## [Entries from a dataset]
== == ==

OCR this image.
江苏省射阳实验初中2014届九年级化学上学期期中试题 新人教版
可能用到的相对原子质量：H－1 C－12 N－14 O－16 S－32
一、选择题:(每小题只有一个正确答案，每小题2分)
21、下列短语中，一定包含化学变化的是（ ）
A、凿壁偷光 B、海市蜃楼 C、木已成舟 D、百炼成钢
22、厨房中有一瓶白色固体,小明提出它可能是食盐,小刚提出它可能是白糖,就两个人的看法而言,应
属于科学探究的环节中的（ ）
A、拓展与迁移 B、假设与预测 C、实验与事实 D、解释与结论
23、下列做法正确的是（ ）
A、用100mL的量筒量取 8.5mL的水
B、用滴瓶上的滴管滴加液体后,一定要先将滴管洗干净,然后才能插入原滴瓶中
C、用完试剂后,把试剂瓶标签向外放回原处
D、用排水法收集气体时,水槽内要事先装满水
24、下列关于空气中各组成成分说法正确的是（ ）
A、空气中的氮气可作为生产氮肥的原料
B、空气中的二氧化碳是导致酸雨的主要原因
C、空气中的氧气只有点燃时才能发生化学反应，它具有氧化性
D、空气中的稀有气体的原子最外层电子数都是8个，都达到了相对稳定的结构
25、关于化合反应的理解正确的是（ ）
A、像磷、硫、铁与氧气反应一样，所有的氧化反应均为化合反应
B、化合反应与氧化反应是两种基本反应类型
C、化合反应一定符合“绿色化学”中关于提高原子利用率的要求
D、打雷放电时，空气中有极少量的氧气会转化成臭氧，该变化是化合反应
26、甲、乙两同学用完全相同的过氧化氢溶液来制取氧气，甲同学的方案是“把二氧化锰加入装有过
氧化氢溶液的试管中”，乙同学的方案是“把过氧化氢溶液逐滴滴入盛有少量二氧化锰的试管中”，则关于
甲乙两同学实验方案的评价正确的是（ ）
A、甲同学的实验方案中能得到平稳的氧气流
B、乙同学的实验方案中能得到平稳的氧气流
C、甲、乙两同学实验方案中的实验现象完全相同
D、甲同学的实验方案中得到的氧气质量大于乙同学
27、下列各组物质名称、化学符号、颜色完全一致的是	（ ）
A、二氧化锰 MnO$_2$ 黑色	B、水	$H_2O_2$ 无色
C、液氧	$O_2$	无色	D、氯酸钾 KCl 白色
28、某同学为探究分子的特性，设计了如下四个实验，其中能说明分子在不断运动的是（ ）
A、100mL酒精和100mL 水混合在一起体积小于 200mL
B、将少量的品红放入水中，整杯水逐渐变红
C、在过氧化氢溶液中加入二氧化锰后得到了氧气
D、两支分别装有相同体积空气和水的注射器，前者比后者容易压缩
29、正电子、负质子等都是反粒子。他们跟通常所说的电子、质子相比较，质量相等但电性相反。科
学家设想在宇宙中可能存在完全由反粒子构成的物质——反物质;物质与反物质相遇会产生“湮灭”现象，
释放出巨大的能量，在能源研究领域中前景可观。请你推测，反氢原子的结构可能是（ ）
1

== == ==

Copy out every entry again, exactly as it was given.

OCR this image.
江苏省射阳实验初中2014届九年级化学上学期期中试题 新人教版
可能用到的相对原子质量：H－1 C－12 N－14 O－16 S－32
一、选择题:(每小题只有一个正确答案，每小题2分)
21、下列短语中，一定包含化学变化的是（ ）
A、凿壁偷光 B、海市蜃楼 C、木已成舟 D、百炼成钢
22、厨房中有一瓶白色固体,小明提出它可能是食盐,小刚提出它可能是白糖,就两个人的看法而言,应
属于科学探究的环节中的（ ）
A、拓展与迁移 B、假设与预测 C、实验与事实 D、解释与结论
23、下列做法正确的是（ ）
A、用100mL的量筒量取 8.5mL的水
B、用滴瓶上的滴管滴加液体后,一定要先将滴管洗干净,然后才能插入原滴瓶中
C、用完试剂后,把试剂瓶标签向外放回原处
D、用排水法收集气体时,水槽内要事先装满水
24、下列关于空气中各组成成分说法正确的是（ ）
A、空气中的氮气可作为生产氮肥的原料
B、空气中的二氧化碳是导致酸雨的主要原因
C、空气中的氧气只有点燃时才能发生化学反应，它具有氧化性
D、空气中的稀有气体的原子最外层电子数都是8个，都达到了相对稳定的结构
25、关于化合反应的理解正确的是（ ）
A、像磷、硫、铁与氧气反应一样，所有的氧化反应均为化合反应
B、化合反应与氧化反应是两种基本反应类型
C、化合反应一定符合“绿色化学”中关于提高原子利用率的要求
D、打雷放电时，空气中有极少量的氧气会转化成臭氧，该变化是化合反应
26、甲、乙两同学用完全相同的过氧化氢溶液来制取氧气，甲同学的方案是“把二氧化锰加入装有过
氧化氢溶液的试管中”，乙同学的方案是“把过氧化氢溶液逐滴滴入盛有少量二氧化锰的试管中”，则关于
甲乙两同学实验方案的评价正确的是（ ）
A、甲同学的实验方案中能得到平稳的氧气流
B、乙同学的实验方案中能得到平稳的氧气流
C、甲、乙两同学实验方案中的实验现象完全相同
D、甲同学的实验方案中得到的氧气质量大于乙同学
27、下列各组物质名称、化学符号、颜色完全一致的是	（ ）
A、二氧化锰 MnO$_2$ 黑色	B、水	$H_2O_2$ 无色
C、液氧	$O_2$	无色	D、氯酸钾 KCl 白色
28、某同学为探究分子的特性，设计了如下四个实验，其中能说明分子在不断运动的是（ ）
A、100mL酒精和100mL 水混合在一起体积小于 200mL
B、将少量的品红放入水中，整杯水逐渐变红
C、在过氧化氢溶液中加入二氧化锰后得到了氧气
D、两支分别装有相同体积空气和水的注射器，前者比后者容易压缩
29、正电子、负质子等都是反粒子。他们跟通常所说的电子、质子相比较，质量相等但电性相反。科
学家设想在宇宙中可能存在完全由反粒子构成的物质——反物质;物质与反物质相遇会产生“湮灭”现象，
释放出巨大的能量，在能源研究领域中前景可观。请你推测，反氢原子的结构可能是（ ）
1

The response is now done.